**Listed records**
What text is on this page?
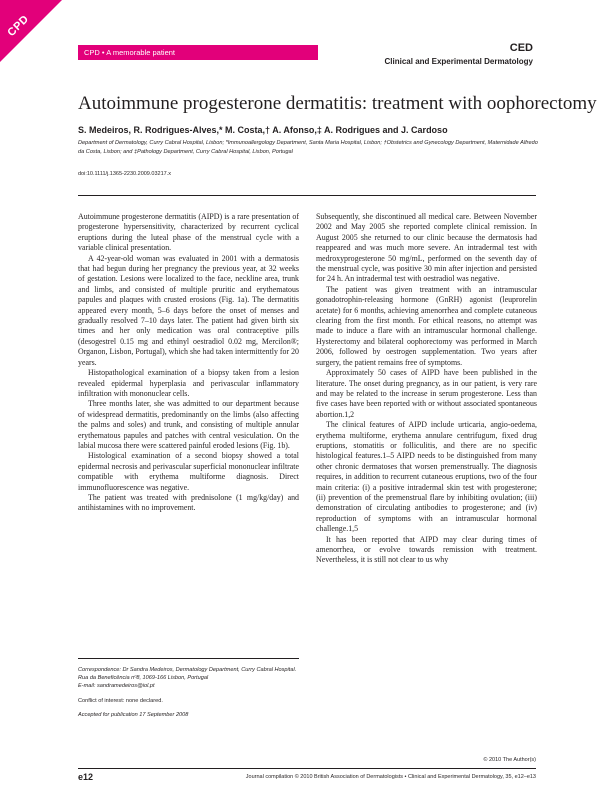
CPD
CPD • A memorable patient	CED
Clinical and Experimental Dermatology
Autoimmune progesterone dermatitis: treatment with oophorectomy
S. Medeiros, R. Rodrigues-Alves,* M. Costa,† A. Afonso,‡ A. Rodrigues and J. Cardoso
Department of Dermatology, Curry Cabral Hospital, Lisbon; *Immunoallergology Department, Santa Maria Hospital, Lisbon; †Obstetrics and Gynecology Department, Maternidade Alfredo da Costa, Lisbon; and ‡Pathology Department, Curry Cabral Hospital, Lisbon, Portugal
doi:10.1111/j.1365-2230.2009.03217.x

Autoimmune progesterone dermatitis (AIPD) is a rare presentation of progesterone hypersensitivity, characterized by recurrent cyclical eruptions during the luteal phase of the menstrual cycle with a variable clinical presentation.

A 42-year-old woman was evaluated in 2001 with a dermatosis that had begun during her pregnancy the previous year, at 32 weeks of gestation. Lesions were localized to the face, neckline area, trunk and limbs, and consisted of multiple pruritic and erythematous papules and plaques with crusted erosions (Fig. 1a). The dermatitis appeared every month, 5–6 days before the onset of menses and gradually resolved 7–10 days later. The patient had given birth six times and her only medication was oral contraceptive pills (desogestrel 0.15 mg and ethinyl oestradiol 0.02 mg, Mercilon®; Organon, Lisbon, Portugal), which she had taken intermittently for 20 years.

Histopathological examination of a biopsy taken from a lesion revealed epidermal hyperplasia and perivascular inflammatory infiltration with mononuclear cells.

Three months later, she was admitted to our department because of widespread dermatitis, predominantly on the limbs (also affecting the palms and soles) and trunk, and consisting of multiple annular erythematous papules and patches with central vesiculation. On the labial mucosa there were scattered painful eroded lesions (Fig. 1b).

Histological examination of a second biopsy showed a total epidermal necrosis and perivascular superficial mononuclear infiltrate compatible with erythema multiforme diagnosis. Direct immunofluorescence was negative.

The patient was treated with prednisolone (1 mg/kg/day) and antihistamines with no improvement.

Subsequently, she discontinued all medical care. Between November 2002 and May 2005 she reported complete clinical remission. In August 2005 she returned to our clinic because the dermatosis had reappeared and was much more severe. An intradermal test with medroxyprogesterone 50 mg/mL, performed on the seventh day of the menstrual cycle, was positive 30 min after injection and persisted for 24 h. An intradermal test with oestradiol was negative.

The patient was given treatment with an intramuscular gonadotrophin-releasing hormone (GnRH) agonist (leuprorelin acetate) for 6 months, achieving amenorrhea and complete cutaneous clearing from the first month. For ethical reasons, no attempt was made to induce a flare with an intramuscular hormonal challenge. Hysterectomy and bilateral oophorectomy was performed in March 2006, followed by oestrogen supplementation. Two years after surgery, the patient remains free of symptoms.

Approximately 50 cases of AIPD have been published in the literature. The onset during pregnancy, as in our patient, is very rare and may be related to the increase in serum progesterone. Less than five cases have been reported with or without associated spontaneous abortion.1,2

The clinical features of AIPD include urticaria, angio-oedema, erythema multiforme, erythema annulare centrifugum, fixed drug eruptions, stomatitis or folliculitis, and there are no specific histological features.1–5 AIPD needs to be distinguished from many other chronic dermatoses that worsen premenstrually. The diagnosis requires, in addition to recurrent cutaneous eruptions, two of the four main criteria: (i) a positive intradermal skin test with progesterone; (ii) prevention of the premenstrual flare by inhibiting ovulation; (iii) demonstration of circulating antibodies to progesterone; and (iv) reproduction of symptoms with an intramuscular hormonal challenge.1,5

It has been reported that AIPD may clear during times of amenorrhea, or evolve towards remission with treatment. Nevertheless, it is still not clear to us why

Correspondence: Dr Sandra Medeiros, Dermatology Department, Curry Cabral Hospital. Rua da Beneficência nº8, 1069-166 Lisbon, Portugal
E-mail: sandramedeiros@iol.pt
Conflict of interest: none declared.
Accepted for publication 17 September 2008
© 2010 The Author(s)
e12	Journal compilation © 2010 British Association of Dermatologists • Clinical and Experimental Dermatology, 35, e12–e13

**Task requirements**
If a line in the material above holds "Curry", copy it.

**Solved problem**
Department of Dermatology, Curry Cabral Hospital, Lisbon; *Immunoallergology Department, Santa Maria Hospital, Lisbon; †Obstetrics and Gynecology Department, Maternidade Alfredo da Costa, Lisbon; and ‡Pathology Department, Curry Cabral Hospital, Lisbon, Portugal
Correspondence: Dr Sandra Medeiros, Dermatology Department, Curry Cabral Hospital. Rua da Beneficência nº8, 1069-166 Lisbon, Portugal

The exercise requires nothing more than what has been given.